Request:
The listing beneath should be written out in full, exactly as shown.

Records to process:
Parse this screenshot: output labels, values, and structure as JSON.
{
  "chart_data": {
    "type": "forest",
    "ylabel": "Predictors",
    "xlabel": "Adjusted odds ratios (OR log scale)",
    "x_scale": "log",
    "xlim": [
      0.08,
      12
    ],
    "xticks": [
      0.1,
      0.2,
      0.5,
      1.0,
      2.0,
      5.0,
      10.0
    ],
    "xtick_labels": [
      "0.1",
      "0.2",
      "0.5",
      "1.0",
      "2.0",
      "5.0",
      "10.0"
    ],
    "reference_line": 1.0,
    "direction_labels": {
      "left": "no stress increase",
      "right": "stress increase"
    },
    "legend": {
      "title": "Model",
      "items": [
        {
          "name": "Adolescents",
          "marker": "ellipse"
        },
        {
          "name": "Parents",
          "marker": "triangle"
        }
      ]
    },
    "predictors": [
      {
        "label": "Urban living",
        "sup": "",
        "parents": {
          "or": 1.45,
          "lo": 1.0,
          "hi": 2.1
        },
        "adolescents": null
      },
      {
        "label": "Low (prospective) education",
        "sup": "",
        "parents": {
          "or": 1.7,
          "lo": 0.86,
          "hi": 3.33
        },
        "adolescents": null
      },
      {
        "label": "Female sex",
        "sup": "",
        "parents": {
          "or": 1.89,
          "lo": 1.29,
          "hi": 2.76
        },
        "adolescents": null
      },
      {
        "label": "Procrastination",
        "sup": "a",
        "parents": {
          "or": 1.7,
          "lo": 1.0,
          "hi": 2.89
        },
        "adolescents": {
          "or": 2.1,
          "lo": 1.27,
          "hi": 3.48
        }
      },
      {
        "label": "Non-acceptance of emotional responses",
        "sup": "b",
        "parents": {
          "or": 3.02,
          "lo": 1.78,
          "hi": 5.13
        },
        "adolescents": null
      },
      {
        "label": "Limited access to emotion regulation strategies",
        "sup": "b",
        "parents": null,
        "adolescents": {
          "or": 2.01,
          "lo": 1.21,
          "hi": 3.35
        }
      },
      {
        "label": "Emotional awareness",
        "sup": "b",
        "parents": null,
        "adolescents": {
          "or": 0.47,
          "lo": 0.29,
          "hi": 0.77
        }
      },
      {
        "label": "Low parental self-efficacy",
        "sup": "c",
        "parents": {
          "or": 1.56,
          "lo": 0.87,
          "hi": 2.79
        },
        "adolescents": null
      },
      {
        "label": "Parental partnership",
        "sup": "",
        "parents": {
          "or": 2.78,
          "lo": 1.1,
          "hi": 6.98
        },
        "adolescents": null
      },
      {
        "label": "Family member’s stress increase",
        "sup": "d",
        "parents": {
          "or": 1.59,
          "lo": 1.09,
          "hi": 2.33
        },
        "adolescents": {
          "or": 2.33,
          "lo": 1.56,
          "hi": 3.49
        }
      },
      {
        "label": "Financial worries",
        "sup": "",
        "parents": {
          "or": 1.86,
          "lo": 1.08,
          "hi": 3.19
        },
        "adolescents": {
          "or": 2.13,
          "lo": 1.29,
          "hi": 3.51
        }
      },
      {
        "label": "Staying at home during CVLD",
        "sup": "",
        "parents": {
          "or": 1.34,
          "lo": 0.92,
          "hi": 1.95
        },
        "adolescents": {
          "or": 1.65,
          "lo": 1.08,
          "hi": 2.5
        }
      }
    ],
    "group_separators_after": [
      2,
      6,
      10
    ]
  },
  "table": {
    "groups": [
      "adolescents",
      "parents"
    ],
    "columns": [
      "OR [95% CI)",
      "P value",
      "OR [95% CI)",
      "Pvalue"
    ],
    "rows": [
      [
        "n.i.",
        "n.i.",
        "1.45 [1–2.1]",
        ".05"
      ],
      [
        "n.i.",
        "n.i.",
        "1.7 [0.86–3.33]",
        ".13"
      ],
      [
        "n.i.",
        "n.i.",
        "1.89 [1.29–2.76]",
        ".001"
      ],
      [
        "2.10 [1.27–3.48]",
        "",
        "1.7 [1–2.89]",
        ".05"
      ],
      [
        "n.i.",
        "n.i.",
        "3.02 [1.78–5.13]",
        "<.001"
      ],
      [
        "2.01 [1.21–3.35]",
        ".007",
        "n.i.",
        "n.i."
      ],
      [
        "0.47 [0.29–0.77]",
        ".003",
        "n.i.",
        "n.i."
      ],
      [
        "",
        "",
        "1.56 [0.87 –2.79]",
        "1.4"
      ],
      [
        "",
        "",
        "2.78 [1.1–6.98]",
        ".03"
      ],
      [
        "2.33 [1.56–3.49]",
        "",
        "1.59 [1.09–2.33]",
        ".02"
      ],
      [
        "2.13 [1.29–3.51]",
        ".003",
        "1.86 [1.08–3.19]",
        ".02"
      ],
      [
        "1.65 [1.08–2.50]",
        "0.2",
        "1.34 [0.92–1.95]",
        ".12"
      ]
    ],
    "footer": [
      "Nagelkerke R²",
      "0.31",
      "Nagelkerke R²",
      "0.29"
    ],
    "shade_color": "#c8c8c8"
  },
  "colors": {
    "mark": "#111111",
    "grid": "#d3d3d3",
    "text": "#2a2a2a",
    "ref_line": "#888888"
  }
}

Exercise response:
Parse this screenshot: output labels, values, and structure as JSON.
{
  "chart_data": {
    "type": "forest",
    "ylabel": "Predictors",
    "xlabel": "Adjusted odds ratios (OR log scale)",
    "x_scale": "log",
    "xlim": [
      0.08,
      12
    ],
    "xticks": [
      0.1,
      0.2,
      0.5,
      1.0,
      2.0,
      5.0,
      10.0
    ],
    "xtick_labels": [
      "0.1",
      "0.2",
      "0.5",
      "1.0",
      "2.0",
      "5.0",
      "10.0"
    ],
    "reference_line": 1.0,
    "direction_labels": {
      "left": "no stress increase",
      "right": "stress increase"
    },
    "legend": {
      "title": "Model",
      "items": [
        {
          "name": "Adolescents",
          "marker": "ellipse"
        },
        {
          "name": "Parents",
          "marker": "triangle"
        }
      ]
    },
    "predictors": [
      {
        "label": "Urban living",
        "sup": "",
        "parents": {
          "or": 1.45,
          "lo": 1.0,
          "hi": 2.1
        },
        "adolescents": null
      },
      {
        "label": "Low (prospective) education",
        "sup": "",
        "parents": {
          "or": 1.7,
          "lo": 0.86,
          "hi": 3.33
        },
        "adolescents": null
      },
      {
        "label": "Female sex",
        "sup": "",
        "parents": {
          "or": 1.89,
          "lo": 1.29,
          "hi": 2.76
        },
        "adolescents": null
      },
      {
        "label": "Procrastination",
        "sup": "a",
        "parents": {
          "or": 1.7,
          "lo": 1.0,
          "hi": 2.89
        },
        "adolescents": {
          "or": 2.1,
          "lo": 1.27,
          "hi": 3.48
        }
      },
      {
        "label": "Non-acceptance of emotional responses",
        "sup": "b",
        "parents": {
          "or": 3.02,
          "lo": 1.78,
          "hi": 5.13
        },
        "adolescents": null
      },
      {
        "label": "Limited access to emotion regulation strategies",
        "sup": "b",
        "parents": null,
        "adolescents": {
          "or": 2.01,
          "lo": 1.21,
          "hi": 3.35
        }
      },
      {
        "label": "Emotional awareness",
        "sup": "b",
        "parents": null,
        "adolescents": {
          "or": 0.47,
          "lo": 0.29,
          "hi": 0.77
        }
      },
      {
        "label": "Low parental self-efficacy",
        "sup": "c",
        "parents": {
          "or": 1.56,
          "lo": 0.87,
          "hi": 2.79
        },
        "adolescents": null
      },
      {
        "label": "Parental partnership",
        "sup": "",
        "parents": {
          "or": 2.78,
          "lo": 1.1,
          "hi": 6.98
        },
        "adolescents": null
      },
      {
        "label": "Family member’s stress increase",
        "sup": "d",
        "parents": {
          "or": 1.59,
          "lo": 1.09,
          "hi": 2.33
        },
        "adolescents": {
          "or": 2.33,
          "lo": 1.56,
          "hi": 3.49
        }
      },
      {
        "label": "Financial worries",
        "sup": "",
        "parents": {
          "or": 1.86,
          "lo": 1.08,
          "hi": 3.19
        },
        "adolescents": {
          "or": 2.13,
          "lo": 1.29,
          "hi": 3.51
        }
      },
      {
        "label": "Staying at home during CVLD",
        "sup": "",
        "parents": {
          "or": 1.34,
          "lo": 0.92,
          "hi": 1.95
        },
        "adolescents": {
          "or": 1.65,
          "lo": 1.08,
          "hi": 2.5
        }
      }
    ],
    "group_separators_after": [
      2,
      6,
      10
    ]
  },
  "table": {
    "groups": [
      "adolescents",
      "parents"
    ],
    "columns": [
      "OR [95% CI)",
      "P value",
      "OR [95% CI)",
      "Pvalue"
    ],
    "rows": [
      [
        "n.i.",
        "n.i.",
        "1.45 [1–2.1]",
        ".05"
      ],
      [
        "n.i.",
        "n.i.",
        "1.7 [0.86–3.33]",
        ".13"
      ],
      [
        "n.i.",
        "n.i.",
        "1.89 [1.29–2.76]",
        ".001"
      ],
      [
        "2.10 [1.27–3.48]",
        "",
        "1.7 [1–2.89]",
        ".05"
      ],
      [
        "n.i.",
        "n.i.",
        "3.02 [1.78–5.13]",
        "<.001"
      ],
      [
        "2.01 [1.21–3.35]",
        ".007",
        "n.i.",
        "n.i."
      ],
      [
        "0.47 [0.29–0.77]",
        ".003",
        "n.i.",
        "n.i."
      ],
      [
        "",
        "",
        "1.56 [0.87 –2.79]",
        "1.4"
      ],
      [
        "",
        "",
        "2.78 [1.1–6.98]",
        ".03"
      ],
      [
        "2.33 [1.56–3.49]",
        "",
        "1.59 [1.09–2.33]",
        ".02"
      ],
      [
        "2.13 [1.29–3.51]",
        ".003",
        "1.86 [1.08–3.19]",
        ".02"
      ],
      [
        "1.65 [1.08–2.50]",
        "0.2",
        "1.34 [0.92–1.95]",
        ".12"
      ]
    ],
    "footer": [
      "Nagelkerke R²",
      "0.31",
      "Nagelkerke R²",
      "0.29"
    ],
    "shade_color": "#c8c8c8"
  },
  "colors": {
    "mark": "#111111",
    "grid": "#d3d3d3",
    "text": "#2a2a2a",
    "ref_line": "#888888"
  }
}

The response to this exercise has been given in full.